→ What is needed
Quote the entries in full, character for character, without their images.

--- START OF Data extract ---

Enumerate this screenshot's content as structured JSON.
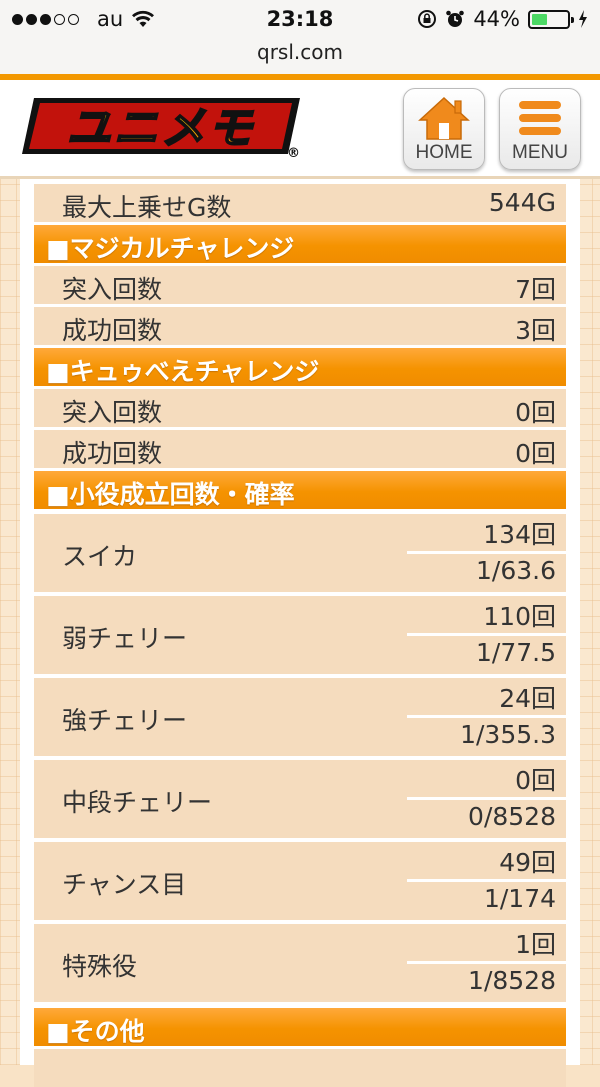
{
  "status_bar": {
    "carrier": "au",
    "time": "23:18",
    "battery": "44%",
    "battery_level": 0.44
  },
  "url": "qrsl.com",
  "header": {
    "logo_text": "ユニメモ",
    "logo_mark": "®",
    "home_label": "HOME",
    "menu_label": "MENU"
  },
  "rows": [
    {
      "label": "最大上乗せG数",
      "value": "544G"
    }
  ],
  "sections": [
    {
      "title": "■マジカルチャレンジ",
      "rows": [
        {
          "label": "突入回数",
          "value": "7回"
        },
        {
          "label": "成功回数",
          "value": "3回"
        }
      ]
    },
    {
      "title": "■キュゥべえチャレンジ",
      "rows": [
        {
          "label": "突入回数",
          "value": "0回"
        },
        {
          "label": "成功回数",
          "value": "0回"
        }
      ]
    },
    {
      "title": "■小役成立回数・確率",
      "items": [
        {
          "label": "スイカ",
          "count": "134回",
          "prob": "1/63.6"
        },
        {
          "label": "弱チェリー",
          "count": "110回",
          "prob": "1/77.5"
        },
        {
          "label": "強チェリー",
          "count": "24回",
          "prob": "1/355.3"
        },
        {
          "label": "中段チェリー",
          "count": "0回",
          "prob": "0/8528"
        },
        {
          "label": "チャンス目",
          "count": "49回",
          "prob": "1/174"
        },
        {
          "label": "特殊役",
          "count": "1回",
          "prob": "1/8528"
        }
      ]
    },
    {
      "title": "■その他"
    }
  ],
  "colors": {
    "accent_orange": "#f39800",
    "row_bg": "#f5dcbe",
    "battery_green": "#4cd964"
  }
}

--- END OF Data extract ---

→ Final answer
Enumerate this screenshot's content as structured JSON.
{
  "status_bar": {
    "carrier": "au",
    "time": "23:18",
    "battery": "44%",
    "battery_level": 0.44
  },
  "url": "qrsl.com",
  "header": {
    "logo_text": "ユニメモ",
    "logo_mark": "®",
    "home_label": "HOME",
    "menu_label": "MENU"
  },
  "rows": [
    {
      "label": "最大上乗せG数",
      "value": "544G"
    }
  ],
  "sections": [
    {
      "title": "■マジカルチャレンジ",
      "rows": [
        {
          "label": "突入回数",
          "value": "7回"
        },
        {
          "label": "成功回数",
          "value": "3回"
        }
      ]
    },
    {
      "title": "■キュゥべえチャレンジ",
      "rows": [
        {
          "label": "突入回数",
          "value": "0回"
        },
        {
          "label": "成功回数",
          "value": "0回"
        }
      ]
    },
    {
      "title": "■小役成立回数・確率",
      "items": [
        {
          "label": "スイカ",
          "count": "134回",
          "prob": "1/63.6"
        },
        {
          "label": "弱チェリー",
          "count": "110回",
          "prob": "1/77.5"
        },
        {
          "label": "強チェリー",
          "count": "24回",
          "prob": "1/355.3"
        },
        {
          "label": "中段チェリー",
          "count": "0回",
          "prob": "0/8528"
        },
        {
          "label": "チャンス目",
          "count": "49回",
          "prob": "1/174"
        },
        {
          "label": "特殊役",
          "count": "1回",
          "prob": "1/8528"
        }
      ]
    },
    {
      "title": "■その他"
    }
  ],
  "colors": {
    "accent_orange": "#f39800",
    "row_bg": "#f5dcbe",
    "battery_green": "#4cd964"
  }
}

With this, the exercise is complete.